PROBLEM DESCRIPTION: Make an exact copy of all the data.

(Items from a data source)
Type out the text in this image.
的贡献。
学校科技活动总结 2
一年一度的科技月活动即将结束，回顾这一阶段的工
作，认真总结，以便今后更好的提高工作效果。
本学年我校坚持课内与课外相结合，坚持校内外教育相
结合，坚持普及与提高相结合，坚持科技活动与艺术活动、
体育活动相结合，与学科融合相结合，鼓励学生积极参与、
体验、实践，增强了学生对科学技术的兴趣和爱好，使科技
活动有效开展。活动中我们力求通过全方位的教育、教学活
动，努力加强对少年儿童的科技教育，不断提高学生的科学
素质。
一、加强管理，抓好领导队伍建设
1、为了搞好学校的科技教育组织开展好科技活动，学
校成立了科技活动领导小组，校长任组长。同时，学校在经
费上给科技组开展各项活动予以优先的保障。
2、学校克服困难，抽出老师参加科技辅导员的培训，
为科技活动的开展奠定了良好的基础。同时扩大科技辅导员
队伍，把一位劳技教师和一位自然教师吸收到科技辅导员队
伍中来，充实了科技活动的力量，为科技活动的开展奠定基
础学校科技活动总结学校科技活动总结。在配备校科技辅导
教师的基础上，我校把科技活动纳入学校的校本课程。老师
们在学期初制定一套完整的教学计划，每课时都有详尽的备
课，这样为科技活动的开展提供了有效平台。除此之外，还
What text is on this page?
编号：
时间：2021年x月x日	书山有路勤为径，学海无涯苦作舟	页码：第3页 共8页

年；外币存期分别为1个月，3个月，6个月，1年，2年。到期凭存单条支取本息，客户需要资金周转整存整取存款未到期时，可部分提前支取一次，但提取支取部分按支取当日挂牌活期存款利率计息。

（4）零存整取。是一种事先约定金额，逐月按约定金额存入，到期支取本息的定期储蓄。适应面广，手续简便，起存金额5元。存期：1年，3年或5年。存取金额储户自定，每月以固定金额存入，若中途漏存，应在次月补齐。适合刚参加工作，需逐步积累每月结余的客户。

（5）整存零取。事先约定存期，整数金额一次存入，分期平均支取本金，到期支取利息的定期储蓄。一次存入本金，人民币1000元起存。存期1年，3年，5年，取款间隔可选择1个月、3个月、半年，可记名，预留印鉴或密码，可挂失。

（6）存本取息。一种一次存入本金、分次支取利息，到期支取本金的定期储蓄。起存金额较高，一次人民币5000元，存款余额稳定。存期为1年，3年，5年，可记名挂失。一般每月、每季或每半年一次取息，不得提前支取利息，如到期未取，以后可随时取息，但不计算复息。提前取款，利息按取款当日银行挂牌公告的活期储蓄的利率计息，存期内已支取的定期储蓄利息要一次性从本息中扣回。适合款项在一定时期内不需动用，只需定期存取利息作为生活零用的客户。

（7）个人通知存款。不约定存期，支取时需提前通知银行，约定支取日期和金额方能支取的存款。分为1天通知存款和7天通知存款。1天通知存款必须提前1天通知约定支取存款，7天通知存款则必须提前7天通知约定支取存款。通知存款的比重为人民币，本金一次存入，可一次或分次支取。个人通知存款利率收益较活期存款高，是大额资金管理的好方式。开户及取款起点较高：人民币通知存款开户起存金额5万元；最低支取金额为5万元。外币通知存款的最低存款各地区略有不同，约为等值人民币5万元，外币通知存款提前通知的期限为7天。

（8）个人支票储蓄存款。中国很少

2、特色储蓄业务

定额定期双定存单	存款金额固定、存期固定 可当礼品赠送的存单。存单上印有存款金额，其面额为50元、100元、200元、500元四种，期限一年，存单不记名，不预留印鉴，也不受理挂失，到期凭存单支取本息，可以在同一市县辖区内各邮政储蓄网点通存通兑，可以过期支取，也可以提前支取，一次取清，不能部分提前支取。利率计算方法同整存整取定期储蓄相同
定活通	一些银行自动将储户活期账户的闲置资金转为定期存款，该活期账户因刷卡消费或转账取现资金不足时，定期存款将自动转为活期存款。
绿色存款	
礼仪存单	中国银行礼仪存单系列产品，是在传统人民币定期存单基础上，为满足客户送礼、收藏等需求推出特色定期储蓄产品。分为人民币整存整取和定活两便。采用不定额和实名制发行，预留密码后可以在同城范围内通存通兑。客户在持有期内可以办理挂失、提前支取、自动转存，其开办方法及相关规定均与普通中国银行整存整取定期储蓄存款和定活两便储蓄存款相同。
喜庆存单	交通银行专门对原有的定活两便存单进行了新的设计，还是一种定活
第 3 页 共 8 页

THE OUTPUT:
Type out the text in this image.
的贡献。
学校科技活动总结 2
一年一度的科技月活动即将结束，回顾这一阶段的工
作，认真总结，以便今后更好的提高工作效果。
本学年我校坚持课内与课外相结合，坚持校内外教育相
结合，坚持普及与提高相结合，坚持科技活动与艺术活动、
体育活动相结合，与学科融合相结合，鼓励学生积极参与、
体验、实践，增强了学生对科学技术的兴趣和爱好，使科技
活动有效开展。活动中我们力求通过全方位的教育、教学活
动，努力加强对少年儿童的科技教育，不断提高学生的科学
素质。
一、加强管理，抓好领导队伍建设
1、为了搞好学校的科技教育组织开展好科技活动，学
校成立了科技活动领导小组，校长任组长。同时，学校在经
费上给科技组开展各项活动予以优先的保障。
2、学校克服困难，抽出老师参加科技辅导员的培训，
为科技活动的开展奠定了良好的基础。同时扩大科技辅导员
队伍，把一位劳技教师和一位自然教师吸收到科技辅导员队
伍中来，充实了科技活动的力量，为科技活动的开展奠定基
础学校科技活动总结学校科技活动总结。在配备校科技辅导
教师的基础上，我校把科技活动纳入学校的校本课程。老师
们在学期初制定一套完整的教学计划，每课时都有详尽的备
课，这样为科技活动的开展提供了有效平台。除此之外，还
What text is on this page?
编号：
时间：2021年x月x日	书山有路勤为径，学海无涯苦作舟	页码：第3页 共8页

年；外币存期分别为1个月，3个月，6个月，1年，2年。到期凭存单条支取本息，客户需要资金周转整存整取存款未到期时，可部分提前支取一次，但提取支取部分按支取当日挂牌活期存款利率计息。

（4）零存整取。是一种事先约定金额，逐月按约定金额存入，到期支取本息的定期储蓄。适应面广，手续简便，起存金额5元。存期：1年，3年或5年。存取金额储户自定，每月以固定金额存入，若中途漏存，应在次月补齐。适合刚参加工作，需逐步积累每月结余的客户。

（5）整存零取。事先约定存期，整数金额一次存入，分期平均支取本金，到期支取利息的定期储蓄。一次存入本金，人民币1000元起存。存期1年，3年，5年，取款间隔可选择1个月、3个月、半年，可记名，预留印鉴或密码，可挂失。

（6）存本取息。一种一次存入本金、分次支取利息，到期支取本金的定期储蓄。起存金额较高，一次人民币5000元，存款余额稳定。存期为1年，3年，5年，可记名挂失。一般每月、每季或每半年一次取息，不得提前支取利息，如到期未取，以后可随时取息，但不计算复息。提前取款，利息按取款当日银行挂牌公告的活期储蓄的利率计息，存期内已支取的定期储蓄利息要一次性从本息中扣回。适合款项在一定时期内不需动用，只需定期存取利息作为生活零用的客户。

（7）个人通知存款。不约定存期，支取时需提前通知银行，约定支取日期和金额方能支取的存款。分为1天通知存款和7天通知存款。1天通知存款必须提前1天通知约定支取存款，7天通知存款则必须提前7天通知约定支取存款。通知存款的比重为人民币，本金一次存入，可一次或分次支取。个人通知存款利率收益较活期存款高，是大额资金管理的好方式。开户及取款起点较高：人民币通知存款开户起存金额5万元；最低支取金额为5万元。外币通知存款的最低存款各地区略有不同，约为等值人民币5万元，外币通知存款提前通知的期限为7天。

（8）个人支票储蓄存款。中国很少

2、特色储蓄业务

定额定期双定存单	存款金额固定、存期固定 可当礼品赠送的存单。存单上印有存款金额，其面额为50元、100元、200元、500元四种，期限一年，存单不记名，不预留印鉴，也不受理挂失，到期凭存单支取本息，可以在同一市县辖区内各邮政储蓄网点通存通兑，可以过期支取，也可以提前支取，一次取清，不能部分提前支取。利率计算方法同整存整取定期储蓄相同
定活通	一些银行自动将储户活期账户的闲置资金转为定期存款，该活期账户因刷卡消费或转账取现资金不足时，定期存款将自动转为活期存款。
绿色存款	
礼仪存单	中国银行礼仪存单系列产品，是在传统人民币定期存单基础上，为满足客户送礼、收藏等需求推出特色定期储蓄产品。分为人民币整存整取和定活两便。采用不定额和实名制发行，预留密码后可以在同城范围内通存通兑。客户在持有期内可以办理挂失、提前支取、自动转存，其开办方法及相关规定均与普通中国银行整存整取定期储蓄存款和定活两便储蓄存款相同。
喜庆存单	交通银行专门对原有的定活两便存单进行了新的设计，还是一种定活
第 3 页 共 8 页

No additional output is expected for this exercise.